Consigne.
Répondez brièvement à ces questions sur le texte consacré aux bureaux d'aide à l'enfance dans les gares.
(a) Par qui ces bureaux sont-ils gérés ?
(b) Dans quelles trois autres villes le gouvernement a-t-il dupliqué le modèle urbain ?
(c) Quelle fonction Rani Kumudini occupe-t-elle ?

Les bureaux d’aide à l’enfance dans les gares sont gérés par des syndicalistes des chemins de fer qui ont été formés pour traiter avec les jeunes migrants qui arrivent en ville tout seuls ou qui traînent dans les rues. Les enfants sont ensuite adressés aux ONG participant au projet.

Le projet a été mis en œuvre grâce au Programme national contre le travail des enfants. Les équipes pluridisciplinaires fonctionnant dans le cadre de l’agence ont apporté leur expérience spécialisée pour mettre au point ce modèle urbain qui a également été dupliqué par le gouvernement dans trois autres villes, Warangal, Guntur, Tirupathi, sauvant des centaines d’enfants du trafic et des abus.

Les enfants des rues ou qui exercent des activités dangereuses ont perdu leur enfance dans le combat quotidien pour survivre et exister. Ils sont contraints de vivre prématurément une vie d’adulte, luttant pour gagner de l’argent à envoyer chez eux. «Travailler avec les enfants des rues est très stimulant. Quand vous parvenez à leur rendre leur enfance et à leur offrir un meilleur avenir, c’est extrêmement gratifiant», déclare Rani Kumudini, Chargée du Projet OIT/IPEC à Hyderabad.

Données.
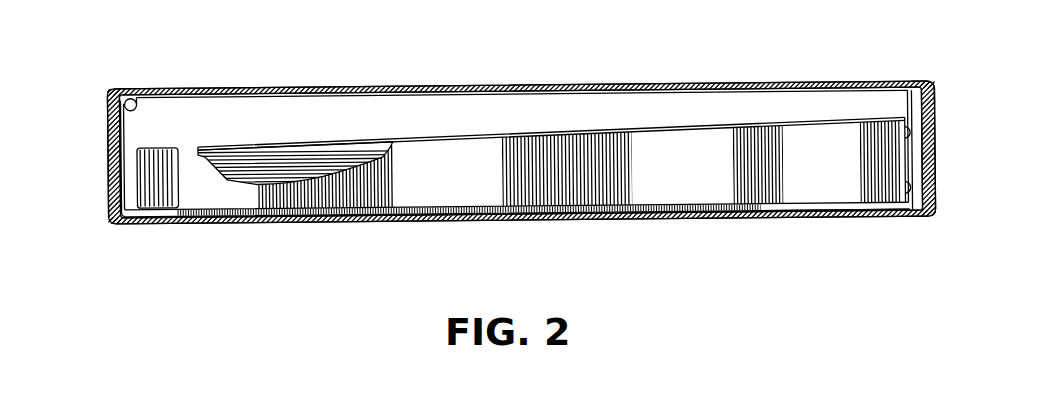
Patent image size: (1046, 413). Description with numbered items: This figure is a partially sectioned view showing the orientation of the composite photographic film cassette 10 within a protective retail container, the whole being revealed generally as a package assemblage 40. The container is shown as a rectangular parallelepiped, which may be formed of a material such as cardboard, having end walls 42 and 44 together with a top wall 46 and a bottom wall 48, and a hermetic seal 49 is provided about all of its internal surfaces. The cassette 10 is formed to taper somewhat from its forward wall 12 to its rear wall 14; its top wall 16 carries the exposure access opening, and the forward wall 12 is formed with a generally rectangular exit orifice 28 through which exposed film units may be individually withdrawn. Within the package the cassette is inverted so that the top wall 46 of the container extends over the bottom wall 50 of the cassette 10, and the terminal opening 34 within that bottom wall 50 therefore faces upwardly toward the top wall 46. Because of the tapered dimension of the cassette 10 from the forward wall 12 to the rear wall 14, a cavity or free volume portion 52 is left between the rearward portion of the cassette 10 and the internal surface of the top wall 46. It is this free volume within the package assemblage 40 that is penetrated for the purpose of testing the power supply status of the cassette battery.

Réponse.
(a) Par des syndicalistes des chemins de fer formés pour traiter avec les jeunes migrants.
(b) Warangal, Guntur et Tirupathi.
(c) Chargée du Projet OIT/IPEC à Hyderabad.